**抜粋**
---------------

歯根膜は、歯と骨の中間にあって、噛む力に対してクッションとなる作用を持っています。また、歯にかかる力を脳に伝えるセンサーの機能もあるので、歯に余計な力がかかることを防ぎ、お口の健康に貢献します。
自家歯牙移植のメリット・デメリット
Meritメリット
- 自身の歯なので拒絶反応がありません
- 歯根膜を活かすことで歯が長持ちします
- 若年層にも適応できる治療です
Demeritデメリット
- 移植元と移植先の手術が必要です
- 移植可能な歯があるときのみの治療です
- 移植後生着できないケースもあります
- 高度な技術が求められる特徴があります
その他のお口や歯のトラブル
口内炎の治療
口内炎は、お口の内部にできる炎症性の病変です。
唇や頬の内側など、口腔内の粘膜部に発生し、痛みを伴うこともあります。
また、ひどいときには食事や会話がしにくいほど痛むケースも見られます。口内炎は外的刺激でできることもありますが、お口の中に存在する細菌やウイルスによって起こることが多く、体調不良や疲労などで免疫力が低下しているときに発症しがちです。
そのため口内炎ができやすい人は、お口の中を清潔にすることや、規則正しい生活をしてストレスをためないことなどが重要です。

---------------

**問題 1**
抜粋では、口内炎ができやすい人は口の中を清潔にし、規則正しい生活でストレスをためないことが大切だとしています。そう言える理由を、抜粋に書かれている内容から説明してください。
**問題 2**
歯と口のトラブルについての抜粋を、最後の文のあとから続けて書いてください。

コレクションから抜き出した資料
---------------

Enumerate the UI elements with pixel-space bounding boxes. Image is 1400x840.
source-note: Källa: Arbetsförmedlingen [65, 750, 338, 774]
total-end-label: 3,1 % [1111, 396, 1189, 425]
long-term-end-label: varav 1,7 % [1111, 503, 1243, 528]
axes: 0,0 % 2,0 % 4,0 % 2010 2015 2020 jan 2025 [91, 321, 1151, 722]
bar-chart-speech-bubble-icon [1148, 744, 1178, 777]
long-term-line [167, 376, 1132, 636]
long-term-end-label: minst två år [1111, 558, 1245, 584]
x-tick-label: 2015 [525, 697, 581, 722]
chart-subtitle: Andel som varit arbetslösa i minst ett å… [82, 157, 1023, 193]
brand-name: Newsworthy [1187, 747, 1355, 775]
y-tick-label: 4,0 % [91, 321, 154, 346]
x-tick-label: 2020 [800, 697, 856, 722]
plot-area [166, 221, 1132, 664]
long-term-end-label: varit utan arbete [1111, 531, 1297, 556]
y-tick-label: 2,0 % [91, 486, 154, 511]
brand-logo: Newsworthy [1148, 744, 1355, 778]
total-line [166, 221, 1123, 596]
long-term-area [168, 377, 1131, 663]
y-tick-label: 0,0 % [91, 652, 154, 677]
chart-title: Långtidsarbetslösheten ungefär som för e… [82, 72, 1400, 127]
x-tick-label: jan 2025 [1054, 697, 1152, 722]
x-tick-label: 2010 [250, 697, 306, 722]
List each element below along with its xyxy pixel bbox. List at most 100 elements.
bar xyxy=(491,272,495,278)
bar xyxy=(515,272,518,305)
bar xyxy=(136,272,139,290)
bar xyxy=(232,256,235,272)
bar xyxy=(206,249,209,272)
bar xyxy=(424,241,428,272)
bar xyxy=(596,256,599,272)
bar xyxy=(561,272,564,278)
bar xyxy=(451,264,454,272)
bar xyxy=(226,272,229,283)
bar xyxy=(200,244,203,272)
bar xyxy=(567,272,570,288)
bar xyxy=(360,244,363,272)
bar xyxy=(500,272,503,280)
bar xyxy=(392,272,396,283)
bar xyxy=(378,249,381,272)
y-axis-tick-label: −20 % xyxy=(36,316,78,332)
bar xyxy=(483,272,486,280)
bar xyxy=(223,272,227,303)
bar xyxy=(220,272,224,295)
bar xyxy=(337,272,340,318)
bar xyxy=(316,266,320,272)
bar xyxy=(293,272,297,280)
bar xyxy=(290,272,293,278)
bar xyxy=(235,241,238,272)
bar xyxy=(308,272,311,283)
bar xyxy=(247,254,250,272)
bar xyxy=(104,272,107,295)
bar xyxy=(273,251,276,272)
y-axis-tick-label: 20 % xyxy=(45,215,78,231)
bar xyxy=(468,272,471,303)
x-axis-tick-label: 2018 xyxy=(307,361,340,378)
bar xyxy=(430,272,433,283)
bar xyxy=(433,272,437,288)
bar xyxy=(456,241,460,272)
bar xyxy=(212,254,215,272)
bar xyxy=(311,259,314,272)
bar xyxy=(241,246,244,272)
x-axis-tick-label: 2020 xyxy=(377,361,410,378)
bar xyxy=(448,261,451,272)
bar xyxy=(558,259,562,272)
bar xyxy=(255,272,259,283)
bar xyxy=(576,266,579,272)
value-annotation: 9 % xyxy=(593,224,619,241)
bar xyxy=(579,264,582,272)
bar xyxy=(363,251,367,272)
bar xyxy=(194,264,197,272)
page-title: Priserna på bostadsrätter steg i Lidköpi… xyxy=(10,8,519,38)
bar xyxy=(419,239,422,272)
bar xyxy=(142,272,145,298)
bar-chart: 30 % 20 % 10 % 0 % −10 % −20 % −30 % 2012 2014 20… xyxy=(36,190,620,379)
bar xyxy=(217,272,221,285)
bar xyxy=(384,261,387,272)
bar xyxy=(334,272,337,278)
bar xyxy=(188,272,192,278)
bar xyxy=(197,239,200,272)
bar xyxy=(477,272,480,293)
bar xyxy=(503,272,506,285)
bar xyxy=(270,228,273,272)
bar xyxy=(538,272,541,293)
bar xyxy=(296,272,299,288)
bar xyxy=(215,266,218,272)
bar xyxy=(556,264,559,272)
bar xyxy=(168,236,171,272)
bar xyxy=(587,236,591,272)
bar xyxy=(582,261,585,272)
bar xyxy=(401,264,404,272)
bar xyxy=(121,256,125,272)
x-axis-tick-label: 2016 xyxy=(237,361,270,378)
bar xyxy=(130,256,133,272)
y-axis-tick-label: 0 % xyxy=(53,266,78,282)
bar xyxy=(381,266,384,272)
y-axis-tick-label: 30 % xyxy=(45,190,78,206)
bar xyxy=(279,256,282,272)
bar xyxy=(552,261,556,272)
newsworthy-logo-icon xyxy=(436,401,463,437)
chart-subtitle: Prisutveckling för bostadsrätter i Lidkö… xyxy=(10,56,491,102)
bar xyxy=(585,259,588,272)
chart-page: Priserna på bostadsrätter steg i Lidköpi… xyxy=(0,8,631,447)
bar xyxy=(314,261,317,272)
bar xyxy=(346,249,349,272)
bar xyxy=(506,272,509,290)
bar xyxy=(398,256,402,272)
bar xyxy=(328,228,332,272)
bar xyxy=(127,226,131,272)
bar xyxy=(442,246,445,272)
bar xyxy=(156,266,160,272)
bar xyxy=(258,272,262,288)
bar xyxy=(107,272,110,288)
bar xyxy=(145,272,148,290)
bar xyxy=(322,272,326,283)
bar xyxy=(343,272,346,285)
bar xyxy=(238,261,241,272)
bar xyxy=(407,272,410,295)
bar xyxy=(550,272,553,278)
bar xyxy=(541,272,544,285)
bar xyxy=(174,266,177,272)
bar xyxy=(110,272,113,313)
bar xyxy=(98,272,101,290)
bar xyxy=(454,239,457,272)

---------------

**解答 1**
口内炎は口の中にいる細菌やウイルスが原因で起こることが多いからです。また、体調不良や疲れなどで免疫力が下がっているときにできやすいからです。

**解答 2**
知覚過敏症
知覚過敏とは、冷たいものや温かいものを口に含んだときに、歯にしみるような症状を感じやすくなる状態の名称です。症例によって「キーン」と響くように感じることもありますし、痛みとして感じられる場合もあります。また、歯磨きの際に症状を感じることもありますし、風邪に当たっただけでもしみる感覚が発生する例もあります。発症の原因はさまざまですが、炎症や感染が起こっていなくても知覚過敏が表れることもあります。詰め物・被せ物を入れた後に、知覚過敏を感じることが多いこともわかっています。
小帯切除
「小帯」とは、舌と口底部の間や、唇と歯ぐきの間に存在する「すじ」状の組織です。乳児の小帯に異常があると、授乳しにくいことがありますし、虫歯リスクが上がったり、飲食や発音がうまくできなかったりします。上記のように支障がある場合は、小帯切除という処置を行います。また、乳幼児だけでなく、成人した人に対しても、発音がしやすくなることや歯並びを改善することなどを目的として治療を行う場合もあります。
口腔外科では睡眠時の症状に
ついても相談を承っています
歯ぎしり・食いしばり予防のための「ナイトガード」の作製
当クリニックは歯ぎしりや食いしばりへの対応も行っています。
ナイトガードというマウスピース状の器具を装着して就寝することで、歯ぎしりや食いしばりによって起こる歯や顎への損傷を緩和することができるのです。アクリルで作製するナイトガードはある程度の硬度があるので、歯ぎしりや食いしばりで発生する力を横方向に逃がす作用を持っています。
就寝中の歯ぎしりや食いしばりは自覚できないことが多いですが、「歯に割れや欠けが起きやすい」、「歯が摩耗している」といった場合はぜひ当クリニックにご相談ください。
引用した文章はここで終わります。